#### TEXTO DE LECTURA

Pueblo no alcanzado Frontera
Los kimr, también llamados gimr, forman un pueblo del oeste de Darfur, en Sudán, que vive también del lado chadiano de la frontera, en una región árida y de suelo arenoso conocida como Dar Gimr. Pertenecen al gran grupo tama, que reúne a diversas etnias vecinas a lo largo de la frontera entre Chad y Sudán, y comparten con ellas lengua, costumbres e historia.
La vida en Dar Gimr está marcada por la escasez de agua y por un paisaje de colinas y arena, que limita las opciones de sustento y forma a un pueblo acostumbrado a sacar lo esencial de una tierra difícil. A pesar del ambiente severo, los kimr mantienen una identidad propia dentro del mosaico étnico de Darfur, con aldeas organizadas en torno a la agricultura de secano y a lazos comunitarios fuertes.
Los kimr ocuparon durante siglos una posición entre dos grandes centros de poder de la región: el sultanato de Darfur y el sultanato de Wadai. A partir de comienzos del siglo XVII, se convirtieron en tributarios de Wadai, relación que duró hasta 1874, cuando la llegada del dominio egipcio otomano cambió el equilibrio de fuerzas en la zona y los kimr pasaron a pagar tributo a los nuevos gobernantes.
El inicio del siglo XX trajo nuevas sacudidas: incursiones de pueblos vecinos y de fuerzas francesas y mahdistas afectaron el Dar Gimr, reforzando entre los kimr la memoria de una historia de disputas territoriales y de supervivencia en medio de fronteras de poder que rara vez estuvieron bajo su propio control.
| País | Porción del pueblo | Población |
|---|---|---|
Sudán No alcanzado
|
100%
|
200.000 |
El sustento de los kimr proviene sobre todo de la agricultura de secano, adaptada a la falta crónica de lluvia y de humedad en el suelo: el mijo es el cultivo más extendido, complementado con otros granos resistentes a la sequía. Esta dependencia del cultivo de subsistencia hace de la temporada de lluvias el momento más decisivo del año para toda la comunidad.
La vida social se organiza en aldeas y núcleos familiares extensos, con poca infraestructura escolar disponible en la región. Donde hay escuelas, suelen ser de orientación islámica y dirigidas principalmente a los varones, lo que mantiene bajo el índice de alfabetización entre los kimr, aunque algunas familias, cuando pueden, envían a sus hijos a estudiar fuera de la zona.

########
#### FILAS PROPORCIONADAS

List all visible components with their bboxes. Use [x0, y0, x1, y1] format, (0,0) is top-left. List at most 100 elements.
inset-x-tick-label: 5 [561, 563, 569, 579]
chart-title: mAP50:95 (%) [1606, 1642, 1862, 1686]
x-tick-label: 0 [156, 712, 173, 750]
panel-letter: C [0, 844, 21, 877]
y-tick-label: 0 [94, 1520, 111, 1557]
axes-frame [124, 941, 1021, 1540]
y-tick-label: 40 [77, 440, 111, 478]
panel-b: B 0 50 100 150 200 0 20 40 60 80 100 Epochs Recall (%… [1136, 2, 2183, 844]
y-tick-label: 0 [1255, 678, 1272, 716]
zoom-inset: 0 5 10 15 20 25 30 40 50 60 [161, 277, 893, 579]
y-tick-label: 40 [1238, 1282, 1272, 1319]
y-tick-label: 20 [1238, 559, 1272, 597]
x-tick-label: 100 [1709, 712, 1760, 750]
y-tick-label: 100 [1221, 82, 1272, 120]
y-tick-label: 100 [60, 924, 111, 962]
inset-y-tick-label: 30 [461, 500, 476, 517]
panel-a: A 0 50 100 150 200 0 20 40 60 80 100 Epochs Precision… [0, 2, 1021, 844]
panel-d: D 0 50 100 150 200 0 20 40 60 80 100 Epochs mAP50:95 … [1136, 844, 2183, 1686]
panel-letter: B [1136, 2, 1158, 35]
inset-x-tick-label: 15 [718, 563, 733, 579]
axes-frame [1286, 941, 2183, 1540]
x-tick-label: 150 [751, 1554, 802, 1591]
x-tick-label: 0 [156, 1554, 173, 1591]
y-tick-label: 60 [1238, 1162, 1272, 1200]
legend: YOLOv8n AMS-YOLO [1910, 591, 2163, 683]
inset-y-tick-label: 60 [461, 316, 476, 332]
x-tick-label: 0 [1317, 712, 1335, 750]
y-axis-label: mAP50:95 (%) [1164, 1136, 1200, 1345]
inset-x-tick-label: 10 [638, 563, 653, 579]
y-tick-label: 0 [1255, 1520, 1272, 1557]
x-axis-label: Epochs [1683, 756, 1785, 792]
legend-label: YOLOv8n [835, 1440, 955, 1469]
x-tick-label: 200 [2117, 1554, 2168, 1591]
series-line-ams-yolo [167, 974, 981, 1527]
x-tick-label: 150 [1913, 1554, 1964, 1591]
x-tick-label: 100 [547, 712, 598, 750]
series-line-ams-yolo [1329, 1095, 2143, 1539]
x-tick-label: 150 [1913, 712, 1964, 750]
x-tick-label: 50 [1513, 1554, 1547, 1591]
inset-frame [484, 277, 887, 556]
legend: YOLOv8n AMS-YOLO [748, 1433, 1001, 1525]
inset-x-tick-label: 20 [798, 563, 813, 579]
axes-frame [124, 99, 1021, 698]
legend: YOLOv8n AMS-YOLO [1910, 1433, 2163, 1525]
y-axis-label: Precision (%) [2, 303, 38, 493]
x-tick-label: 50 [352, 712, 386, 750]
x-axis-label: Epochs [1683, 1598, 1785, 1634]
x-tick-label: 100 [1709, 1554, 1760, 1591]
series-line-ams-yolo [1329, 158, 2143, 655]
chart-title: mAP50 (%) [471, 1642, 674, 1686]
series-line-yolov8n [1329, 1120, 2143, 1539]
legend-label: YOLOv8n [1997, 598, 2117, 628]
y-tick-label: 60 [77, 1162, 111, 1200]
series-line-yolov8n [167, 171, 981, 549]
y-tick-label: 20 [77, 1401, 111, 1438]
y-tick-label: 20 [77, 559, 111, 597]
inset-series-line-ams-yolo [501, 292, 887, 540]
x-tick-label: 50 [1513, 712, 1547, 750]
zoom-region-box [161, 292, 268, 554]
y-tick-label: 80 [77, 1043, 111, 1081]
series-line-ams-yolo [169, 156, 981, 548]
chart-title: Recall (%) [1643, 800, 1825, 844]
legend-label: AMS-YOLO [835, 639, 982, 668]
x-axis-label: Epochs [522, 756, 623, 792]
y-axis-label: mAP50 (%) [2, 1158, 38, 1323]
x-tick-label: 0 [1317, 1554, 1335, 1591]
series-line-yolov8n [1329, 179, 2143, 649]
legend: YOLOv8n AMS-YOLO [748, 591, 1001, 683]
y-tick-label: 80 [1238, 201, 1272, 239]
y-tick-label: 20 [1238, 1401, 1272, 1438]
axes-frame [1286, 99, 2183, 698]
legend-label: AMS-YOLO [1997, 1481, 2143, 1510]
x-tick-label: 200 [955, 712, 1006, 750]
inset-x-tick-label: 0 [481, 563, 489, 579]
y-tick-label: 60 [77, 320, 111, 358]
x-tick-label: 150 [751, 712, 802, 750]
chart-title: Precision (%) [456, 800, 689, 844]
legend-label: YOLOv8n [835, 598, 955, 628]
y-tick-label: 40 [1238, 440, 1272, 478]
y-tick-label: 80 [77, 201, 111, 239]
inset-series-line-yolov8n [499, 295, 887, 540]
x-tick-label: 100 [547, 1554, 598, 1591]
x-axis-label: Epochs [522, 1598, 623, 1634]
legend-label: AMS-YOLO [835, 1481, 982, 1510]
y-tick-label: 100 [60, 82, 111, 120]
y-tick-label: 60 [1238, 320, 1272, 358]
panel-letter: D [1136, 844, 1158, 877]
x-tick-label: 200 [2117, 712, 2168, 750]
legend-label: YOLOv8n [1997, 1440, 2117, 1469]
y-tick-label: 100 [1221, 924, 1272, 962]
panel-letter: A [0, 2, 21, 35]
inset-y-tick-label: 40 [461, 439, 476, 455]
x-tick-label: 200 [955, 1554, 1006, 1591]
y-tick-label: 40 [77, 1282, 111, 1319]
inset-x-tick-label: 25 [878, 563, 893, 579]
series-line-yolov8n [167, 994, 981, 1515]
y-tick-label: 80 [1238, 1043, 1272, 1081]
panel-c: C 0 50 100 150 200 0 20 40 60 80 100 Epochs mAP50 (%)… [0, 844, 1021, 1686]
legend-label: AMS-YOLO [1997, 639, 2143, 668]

########

TAREA ASIGNADA »
Transcriba sin cambios el fragmento del texto sobre los kimr que comienza en "Pueblo no alcanzado" y termina en "costumbres e historia.".

EJERCICIO RESUELTO »
Pueblo no alcanzado Frontera
Los kimr, también llamados gimr, forman un pueblo del oeste de Darfur, en Sudán, que vive también del lado chadiano de la frontera, en una región árida y de suelo arenoso conocida como Dar Gimr. Pertenecen al gran grupo tama, que reúne a diversas etnias vecinas a lo largo de la frontera entre Chad y Sudán, y comparten con ellas lengua, costumbres e historia.